Nul ne sait ce matin si Hosni Moubarak pourra se maintenir au pouvoir, mais de toute façon, il a déjà perdu la partie. Le vieux général de 82 ans qui avait voulu rester sourd à la colère de son peuple au point de vouloir l’étouffer en l’isolant du monde a été obligé de rendre les armes, en pleine nuit, dans une intervention à la télévision... En promettant tout à la fois la démocratie, une justice indépendante, et des mesures contre la pauvreté, le président égyptien a donné le spectacle d’un homme prêt à concéder tout ce qu’il refusait encore en bloc quelques heures plus tôt. Pathétique spectacle d’un roi nu, dos au mur, acculé aux concessions par la fureur de son pays, et prêt à tous les renoncements pour éviter sa mise à mort politique, la déchéance, l’exil...

****************************************

• Consigne donnée 1: Reproduisez mot pour mot l'extrait en entier sur Hosni Moubarak.
Les enregistrements n'ont aucun rapport avec l'extrait.

****************************************

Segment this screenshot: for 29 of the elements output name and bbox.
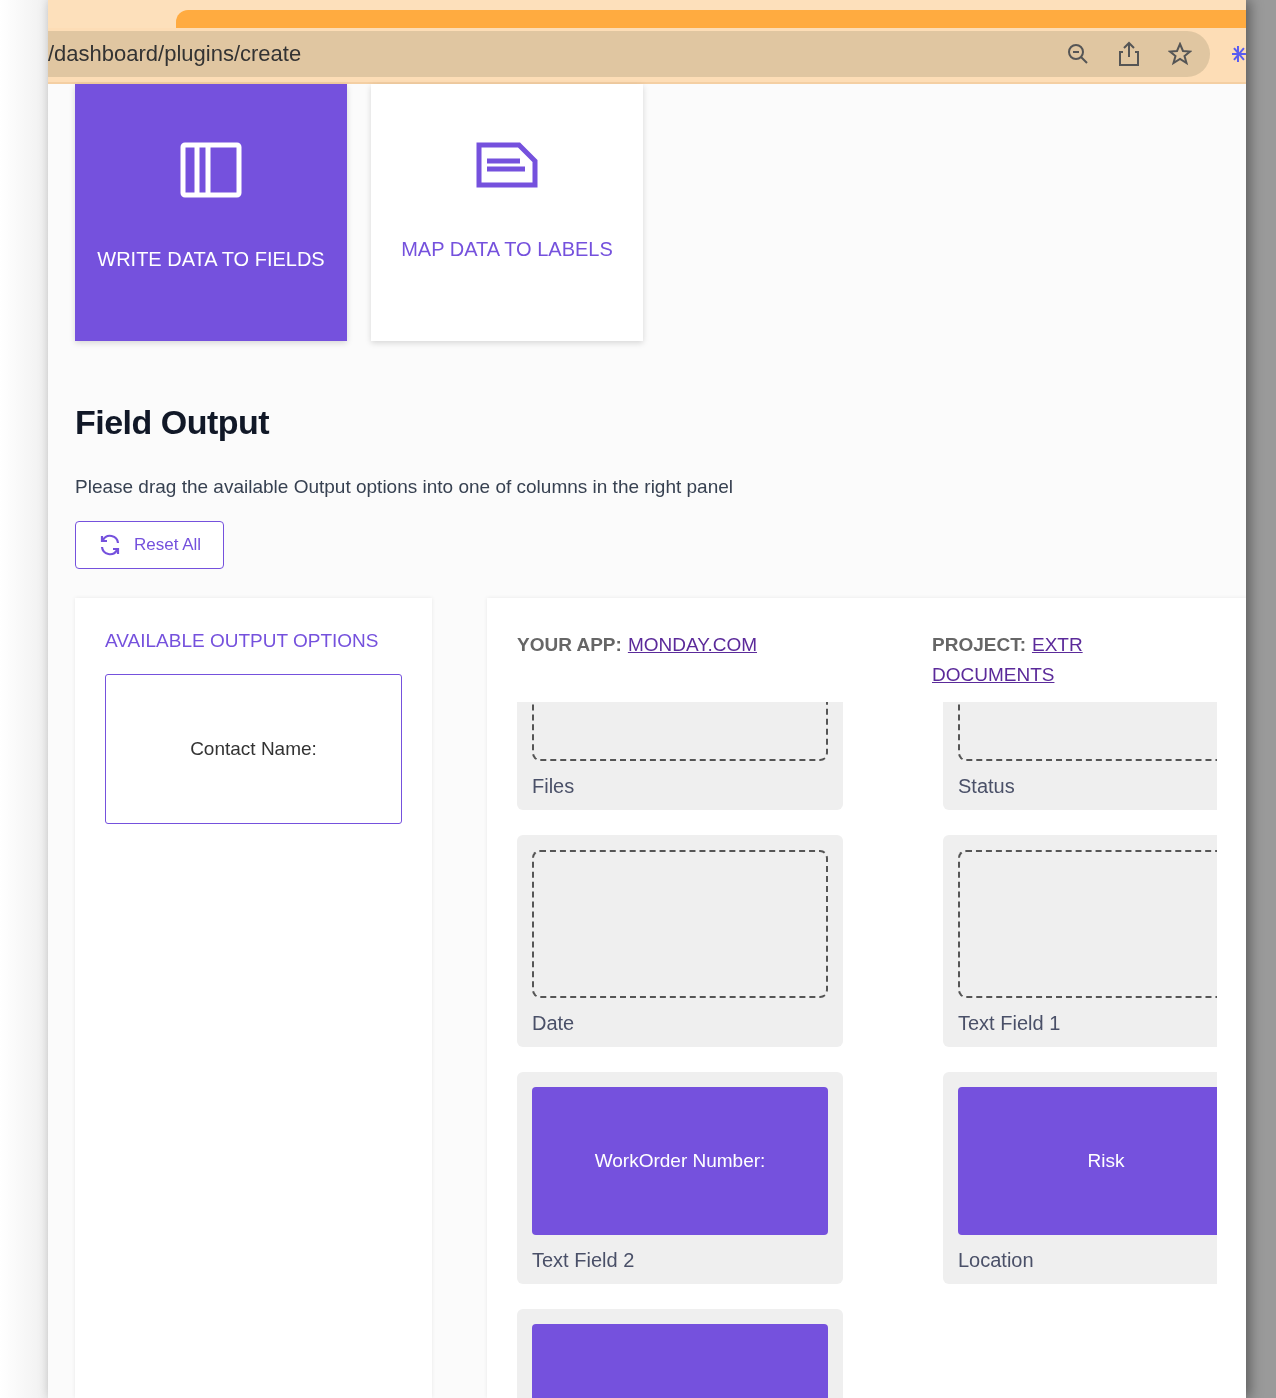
section-title: Field Output bbox=[75, 403, 271, 442]
field-label: Date bbox=[532, 1012, 576, 1035]
mapped-option[interactable]: Risk bbox=[958, 1087, 1217, 1235]
project-link[interactable]: DOCUMENTS bbox=[932, 664, 1055, 685]
field-label: Text Field 1 bbox=[958, 1012, 1062, 1035]
project-link[interactable]: EXTR bbox=[1031, 634, 1083, 655]
panel-title: AVAILABLE OUTPUT OPTIONS bbox=[105, 630, 380, 652]
field-label: Text Field 2 bbox=[532, 1249, 636, 1272]
app-label: YOUR APP: bbox=[517, 634, 622, 655]
mapped-option[interactable]: WorkOrder Number: bbox=[532, 1087, 828, 1235]
mode-label: MAP DATA TO LABELS bbox=[401, 238, 613, 261]
columns-icon bbox=[180, 142, 242, 198]
mode-label: WRITE DATA TO FIELDS bbox=[97, 248, 325, 271]
drop-zone[interactable] bbox=[532, 850, 828, 998]
reset-all-button[interactable]: Reset All bbox=[75, 521, 224, 569]
star-icon[interactable] bbox=[1168, 42, 1193, 67]
field-label: Location bbox=[958, 1249, 1035, 1272]
output-option[interactable]: Contact Name: bbox=[105, 674, 402, 824]
document-icon bbox=[476, 142, 538, 188]
app-link[interactable]: MONDAY.COM bbox=[627, 634, 757, 655]
mode-card[interactable]: WRITE DATA TO FIELDS bbox=[75, 84, 347, 341]
section-description: Please drag the available Output options into one of columns in the right panel bbox=[75, 476, 735, 498]
address-bar[interactable]: /dashboard/plugins/create bbox=[48, 31, 1211, 78]
mode-card[interactable]: MAP DATA TO LABELS bbox=[371, 84, 643, 341]
share-icon[interactable] bbox=[1118, 41, 1141, 68]
url-text: /dashboard/plugins/create bbox=[48, 41, 302, 68]
field-label: Status bbox=[958, 775, 1016, 798]
field-label: Files bbox=[532, 775, 576, 798]
project-label: PROJECT: bbox=[932, 634, 1026, 655]
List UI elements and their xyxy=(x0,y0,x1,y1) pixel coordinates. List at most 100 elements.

****************************************

• Consigne donnée 2: Dans les enregistrements, recopiez les lignes qui vont de celle contenant « section-title: Field Output » jusqu'à celle contenant « field-label: Text Field 1 », ces deux lignes comprises.

• Réponse complète 1:
Nul ne sait ce matin si Hosni Moubarak pourra se maintenir au pouvoir, mais de toute façon, il a déjà perdu la partie. Le vieux général de 82 ans qui avait voulu rester sourd à la colère de son peuple au point de vouloir l’étouffer en l’isolant du monde a été obligé de rendre les armes, en pleine nuit, dans une intervention à la télévision... En promettant tout à la fois la démocratie, une justice indépendante, et des mesures contre la pauvreté, le président égyptien a donné le spectacle d’un homme prêt à concéder tout ce qu’il refusait encore en bloc quelques heures plus tôt. Pathétique spectacle d’un roi nu, dos au mur, acculé aux concessions par la fureur de son pays, et prêt à tous les renoncements pour éviter sa mise à mort politique, la déchéance, l’exil...

• Réponse complète 2:
section-title: Field Output bbox=[75, 403, 271, 442]
field-label: Date bbox=[532, 1012, 576, 1035]
mapped-option[interactable]: Risk bbox=[958, 1087, 1217, 1235]
project-link[interactable]: DOCUMENTS bbox=[932, 664, 1055, 685]
field-label: Text Field 1 bbox=[958, 1012, 1062, 1035]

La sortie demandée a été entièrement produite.